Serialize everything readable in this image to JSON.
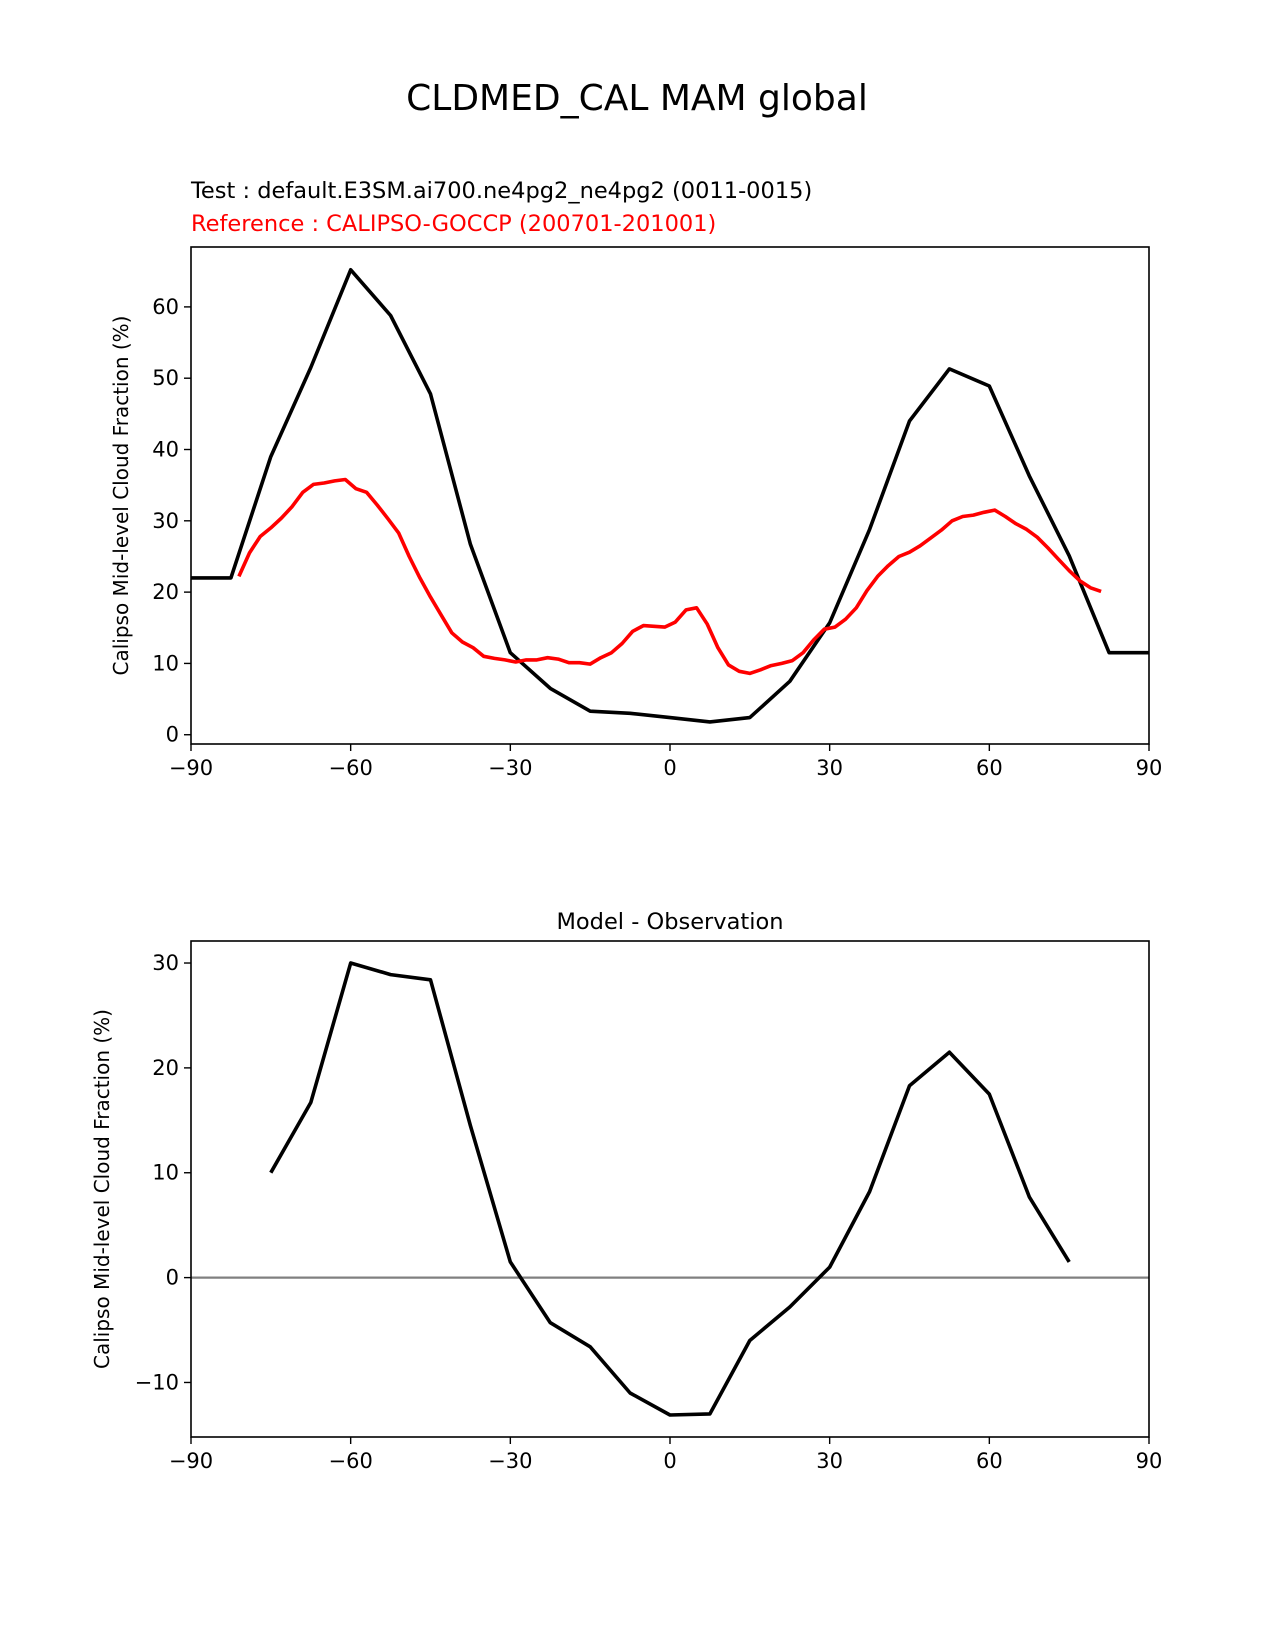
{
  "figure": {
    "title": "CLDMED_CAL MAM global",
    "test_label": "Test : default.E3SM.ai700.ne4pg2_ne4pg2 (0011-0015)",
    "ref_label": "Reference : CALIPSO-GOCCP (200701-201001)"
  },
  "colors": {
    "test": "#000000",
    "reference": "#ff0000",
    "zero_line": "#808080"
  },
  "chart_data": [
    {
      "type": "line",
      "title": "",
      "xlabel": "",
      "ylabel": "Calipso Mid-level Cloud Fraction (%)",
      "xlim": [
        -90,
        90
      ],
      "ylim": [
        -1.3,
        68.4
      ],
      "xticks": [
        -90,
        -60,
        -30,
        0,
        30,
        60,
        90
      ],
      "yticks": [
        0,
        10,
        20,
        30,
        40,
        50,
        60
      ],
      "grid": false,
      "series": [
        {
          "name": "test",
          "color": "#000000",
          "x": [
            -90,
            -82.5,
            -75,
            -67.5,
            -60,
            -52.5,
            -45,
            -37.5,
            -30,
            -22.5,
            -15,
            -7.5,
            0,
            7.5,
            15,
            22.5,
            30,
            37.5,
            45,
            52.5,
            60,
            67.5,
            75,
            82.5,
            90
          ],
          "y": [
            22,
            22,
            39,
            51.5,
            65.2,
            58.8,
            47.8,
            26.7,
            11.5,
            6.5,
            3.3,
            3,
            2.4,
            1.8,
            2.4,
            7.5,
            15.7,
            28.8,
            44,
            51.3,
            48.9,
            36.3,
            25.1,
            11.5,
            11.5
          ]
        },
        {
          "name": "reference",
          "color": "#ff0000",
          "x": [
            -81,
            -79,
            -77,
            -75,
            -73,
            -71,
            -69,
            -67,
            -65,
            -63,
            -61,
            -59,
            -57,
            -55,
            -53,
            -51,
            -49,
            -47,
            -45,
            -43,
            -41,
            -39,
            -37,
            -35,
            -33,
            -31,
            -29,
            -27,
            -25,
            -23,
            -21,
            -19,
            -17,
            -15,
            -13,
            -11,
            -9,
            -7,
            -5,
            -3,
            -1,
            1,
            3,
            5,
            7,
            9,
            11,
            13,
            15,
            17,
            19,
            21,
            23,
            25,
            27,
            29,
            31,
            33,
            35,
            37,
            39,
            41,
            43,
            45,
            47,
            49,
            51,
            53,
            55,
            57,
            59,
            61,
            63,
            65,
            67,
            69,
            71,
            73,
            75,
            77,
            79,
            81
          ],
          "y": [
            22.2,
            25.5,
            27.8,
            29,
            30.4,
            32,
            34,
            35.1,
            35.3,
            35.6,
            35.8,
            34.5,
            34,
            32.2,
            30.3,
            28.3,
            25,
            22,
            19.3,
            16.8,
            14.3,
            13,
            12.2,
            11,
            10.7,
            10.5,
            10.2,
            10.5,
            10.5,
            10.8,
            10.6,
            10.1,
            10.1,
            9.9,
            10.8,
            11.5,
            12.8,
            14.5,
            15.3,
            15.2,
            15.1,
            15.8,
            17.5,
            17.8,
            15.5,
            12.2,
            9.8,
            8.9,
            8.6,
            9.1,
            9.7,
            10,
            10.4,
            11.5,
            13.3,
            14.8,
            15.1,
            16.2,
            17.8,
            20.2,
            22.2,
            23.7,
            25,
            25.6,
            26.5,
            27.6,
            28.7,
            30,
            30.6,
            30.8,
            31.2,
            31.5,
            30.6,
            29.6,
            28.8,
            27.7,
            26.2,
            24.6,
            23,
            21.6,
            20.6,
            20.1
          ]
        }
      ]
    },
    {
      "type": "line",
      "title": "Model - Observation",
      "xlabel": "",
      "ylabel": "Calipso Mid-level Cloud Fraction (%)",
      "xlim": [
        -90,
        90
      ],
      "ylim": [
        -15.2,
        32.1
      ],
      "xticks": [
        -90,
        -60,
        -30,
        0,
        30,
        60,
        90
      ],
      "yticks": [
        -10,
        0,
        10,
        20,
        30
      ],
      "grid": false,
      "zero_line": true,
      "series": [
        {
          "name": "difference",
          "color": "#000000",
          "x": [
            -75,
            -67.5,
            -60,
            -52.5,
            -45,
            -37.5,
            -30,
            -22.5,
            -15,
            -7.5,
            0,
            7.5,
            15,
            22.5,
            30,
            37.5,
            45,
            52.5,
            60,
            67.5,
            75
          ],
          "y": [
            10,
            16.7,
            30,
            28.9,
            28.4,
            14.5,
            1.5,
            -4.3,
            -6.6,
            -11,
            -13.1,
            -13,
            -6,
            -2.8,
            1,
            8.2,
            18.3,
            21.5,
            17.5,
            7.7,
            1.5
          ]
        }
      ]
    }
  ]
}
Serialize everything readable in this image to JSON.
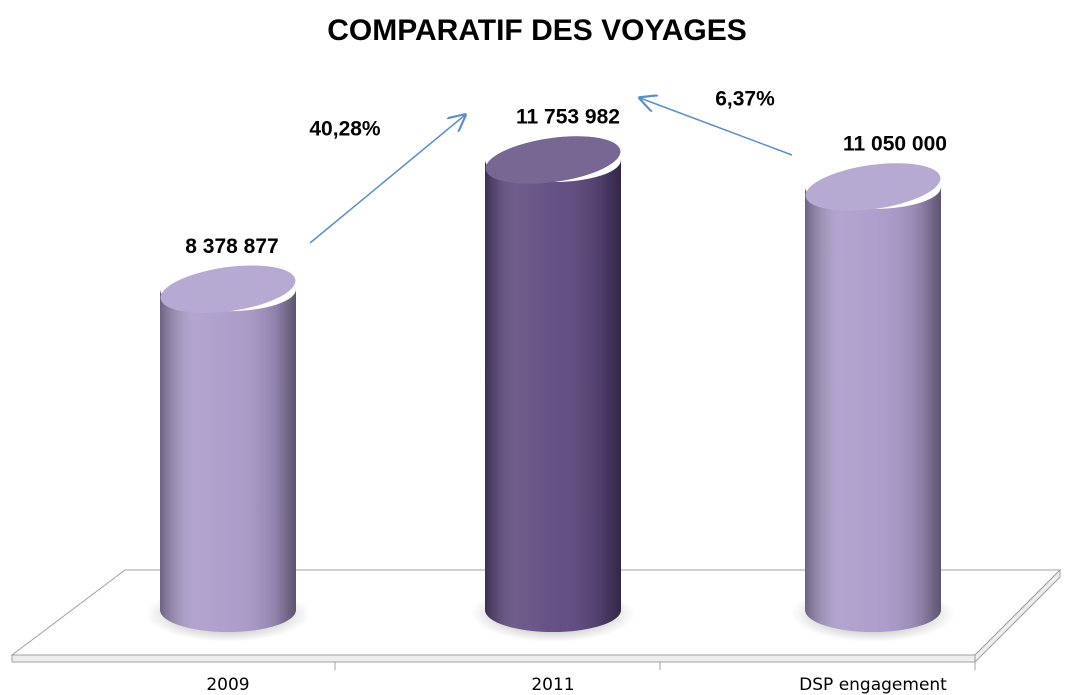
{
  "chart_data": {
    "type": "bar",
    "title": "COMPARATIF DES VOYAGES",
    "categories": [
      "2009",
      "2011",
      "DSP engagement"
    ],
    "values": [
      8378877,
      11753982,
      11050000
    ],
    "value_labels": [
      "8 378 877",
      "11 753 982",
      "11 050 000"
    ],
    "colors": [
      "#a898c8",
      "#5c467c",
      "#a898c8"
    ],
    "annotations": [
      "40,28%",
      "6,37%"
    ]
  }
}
========================================
### WHAT IS NEEDED
Transcribe the material exactly, and leave out whatever pictures it holds.

### RESPONSE TO THE TASK
Serialize everything readable in this image to JSON.
{
  "figure": {
    "title": "CLDMED_CAL MAM global",
    "test_label": "Test : default.E3SM.ai700.ne4pg2_ne4pg2 (0011-0015)",
    "ref_label": "Reference : CALIPSO-GOCCP (200701-201001)"
  },
  "colors": {
    "test": "#000000",
    "reference": "#ff0000",
    "zero_line": "#808080"
  },
  "chart_data": [
    {
      "type": "line",
      "title": "",
      "xlabel": "",
      "ylabel": "Calipso Mid-level Cloud Fraction (%)",
      "xlim": [
        -90,
        90
      ],
      "ylim": [
        -1.3,
        68.4
      ],
      "xticks": [
        -90,
        -60,
        -30,
        0,
        30,
        60,
        90
      ],
      "yticks": [
        0,
        10,
        20,
        30,
        40,
        50,
        60
      ],
      "grid": false,
      "series": [
        {
          "name": "test",
          "color": "#000000",
          "x": [
            -90,
            -82.5,
            -75,
            -67.5,
            -60,
            -52.5,
            -45,
            -37.5,
            -30,
            -22.5,
            -15,
            -7.5,
            0,
            7.5,
            15,
            22.5,
            30,
            37.5,
            45,
            52.5,
            60,
            67.5,
            75,
            82.5,
            90
          ],
          "y": [
            22,
            22,
            39,
            51.5,
            65.2,
            58.8,
            47.8,
            26.7,
            11.5,
            6.5,
            3.3,
            3,
            2.4,
            1.8,
            2.4,
            7.5,
            15.7,
            28.8,
            44,
            51.3,
            48.9,
            36.3,
            25.1,
            11.5,
            11.5
          ]
        },
        {
          "name": "reference",
          "color": "#ff0000",
          "x": [
            -81,
            -79,
            -77,
            -75,
            -73,
            -71,
            -69,
            -67,
            -65,
            -63,
            -61,
            -59,
            -57,
            -55,
            -53,
            -51,
            -49,
            -47,
            -45,
            -43,
            -41,
            -39,
            -37,
            -35,
            -33,
            -31,
            -29,
            -27,
            -25,
            -23,
            -21,
            -19,
            -17,
            -15,
            -13,
            -11,
            -9,
            -7,
            -5,
            -3,
            -1,
            1,
            3,
            5,
            7,
            9,
            11,
            13,
            15,
            17,
            19,
            21,
            23,
            25,
            27,
            29,
            31,
            33,
            35,
            37,
            39,
            41,
            43,
            45,
            47,
            49,
            51,
            53,
            55,
            57,
            59,
            61,
            63,
            65,
            67,
            69,
            71,
            73,
            75,
            77,
            79,
            81
          ],
          "y": [
            22.2,
            25.5,
            27.8,
            29,
            30.4,
            32,
            34,
            35.1,
            35.3,
            35.6,
            35.8,
            34.5,
            34,
            32.2,
            30.3,
            28.3,
            25,
            22,
            19.3,
            16.8,
            14.3,
            13,
            12.2,
            11,
            10.7,
            10.5,
            10.2,
            10.5,
            10.5,
            10.8,
            10.6,
            10.1,
            10.1,
            9.9,
            10.8,
            11.5,
            12.8,
            14.5,
            15.3,
            15.2,
            15.1,
            15.8,
            17.5,
            17.8,
            15.5,
            12.2,
            9.8,
            8.9,
            8.6,
            9.1,
            9.7,
            10,
            10.4,
            11.5,
            13.3,
            14.8,
            15.1,
            16.2,
            17.8,
            20.2,
            22.2,
            23.7,
            25,
            25.6,
            26.5,
            27.6,
            28.7,
            30,
            30.6,
            30.8,
            31.2,
            31.5,
            30.6,
            29.6,
            28.8,
            27.7,
            26.2,
            24.6,
            23,
            21.6,
            20.6,
            20.1
          ]
        }
      ]
    },
    {
      "type": "line",
      "title": "Model - Observation",
      "xlabel": "",
      "ylabel": "Calipso Mid-level Cloud Fraction (%)",
      "xlim": [
        -90,
        90
      ],
      "ylim": [
        -15.2,
        32.1
      ],
      "xticks": [
        -90,
        -60,
        -30,
        0,
        30,
        60,
        90
      ],
      "yticks": [
        -10,
        0,
        10,
        20,
        30
      ],
      "grid": false,
      "zero_line": true,
      "series": [
        {
          "name": "difference",
          "color": "#000000",
          "x": [
            -75,
            -67.5,
            -60,
            -52.5,
            -45,
            -37.5,
            -30,
            -22.5,
            -15,
            -7.5,
            0,
            7.5,
            15,
            22.5,
            30,
            37.5,
            45,
            52.5,
            60,
            67.5,
            75
          ],
          "y": [
            10,
            16.7,
            30,
            28.9,
            28.4,
            14.5,
            1.5,
            -4.3,
            -6.6,
            -11,
            -13.1,
            -13,
            -6,
            -2.8,
            1,
            8.2,
            18.3,
            21.5,
            17.5,
            7.7,
            1.5
          ]
        }
      ]
    }
  ]
}
Serialize everything readable in this image to JSON.
{
  "chart_data": {
    "type": "bar",
    "title": "COMPARATIF DES VOYAGES",
    "categories": [
      "2009",
      "2011",
      "DSP engagement"
    ],
    "values": [
      8378877,
      11753982,
      11050000
    ],
    "value_labels": [
      "8 378 877",
      "11 753 982",
      "11 050 000"
    ],
    "colors": [
      "#a898c8",
      "#5c467c",
      "#a898c8"
    ],
    "annotations": [
      "40,28%",
      "6,37%"
    ]
  }
}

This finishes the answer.